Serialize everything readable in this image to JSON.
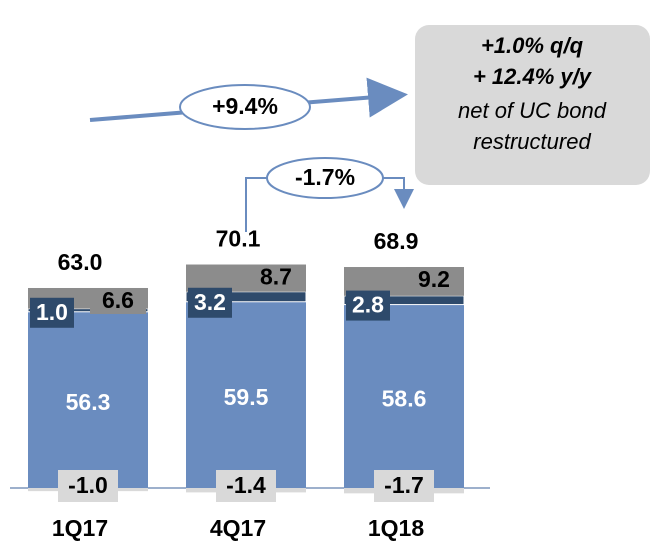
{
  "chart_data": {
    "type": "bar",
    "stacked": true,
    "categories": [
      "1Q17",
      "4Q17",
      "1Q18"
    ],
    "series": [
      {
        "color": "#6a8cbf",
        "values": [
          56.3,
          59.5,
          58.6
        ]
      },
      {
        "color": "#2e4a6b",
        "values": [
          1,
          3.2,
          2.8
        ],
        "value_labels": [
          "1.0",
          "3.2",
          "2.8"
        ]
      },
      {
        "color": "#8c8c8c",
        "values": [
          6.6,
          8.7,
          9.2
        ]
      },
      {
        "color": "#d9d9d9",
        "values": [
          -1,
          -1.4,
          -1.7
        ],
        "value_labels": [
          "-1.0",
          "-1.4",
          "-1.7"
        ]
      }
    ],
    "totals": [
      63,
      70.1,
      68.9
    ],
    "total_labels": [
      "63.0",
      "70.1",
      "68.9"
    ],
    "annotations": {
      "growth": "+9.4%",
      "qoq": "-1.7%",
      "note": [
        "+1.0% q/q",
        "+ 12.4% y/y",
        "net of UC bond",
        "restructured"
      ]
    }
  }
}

.....

- Directions:
Do not include the images; transcribe the rest of the listing exactly.

- Solved problem:
Serialize everything readable in this image to JSON.
{
  "chart_data": {
    "type": "bar",
    "stacked": true,
    "categories": [
      "1Q17",
      "4Q17",
      "1Q18"
    ],
    "series": [
      {
        "color": "#6a8cbf",
        "values": [
          56.3,
          59.5,
          58.6
        ]
      },
      {
        "color": "#2e4a6b",
        "values": [
          1,
          3.2,
          2.8
        ],
        "value_labels": [
          "1.0",
          "3.2",
          "2.8"
        ]
      },
      {
        "color": "#8c8c8c",
        "values": [
          6.6,
          8.7,
          9.2
        ]
      },
      {
        "color": "#d9d9d9",
        "values": [
          -1,
          -1.4,
          -1.7
        ],
        "value_labels": [
          "-1.0",
          "-1.4",
          "-1.7"
        ]
      }
    ],
    "totals": [
      63,
      70.1,
      68.9
    ],
    "total_labels": [
      "63.0",
      "70.1",
      "68.9"
    ],
    "annotations": {
      "growth": "+9.4%",
      "qoq": "-1.7%",
      "note": [
        "+1.0% q/q",
        "+ 12.4% y/y",
        "net of UC bond",
        "restructured"
      ]
    }
  }
}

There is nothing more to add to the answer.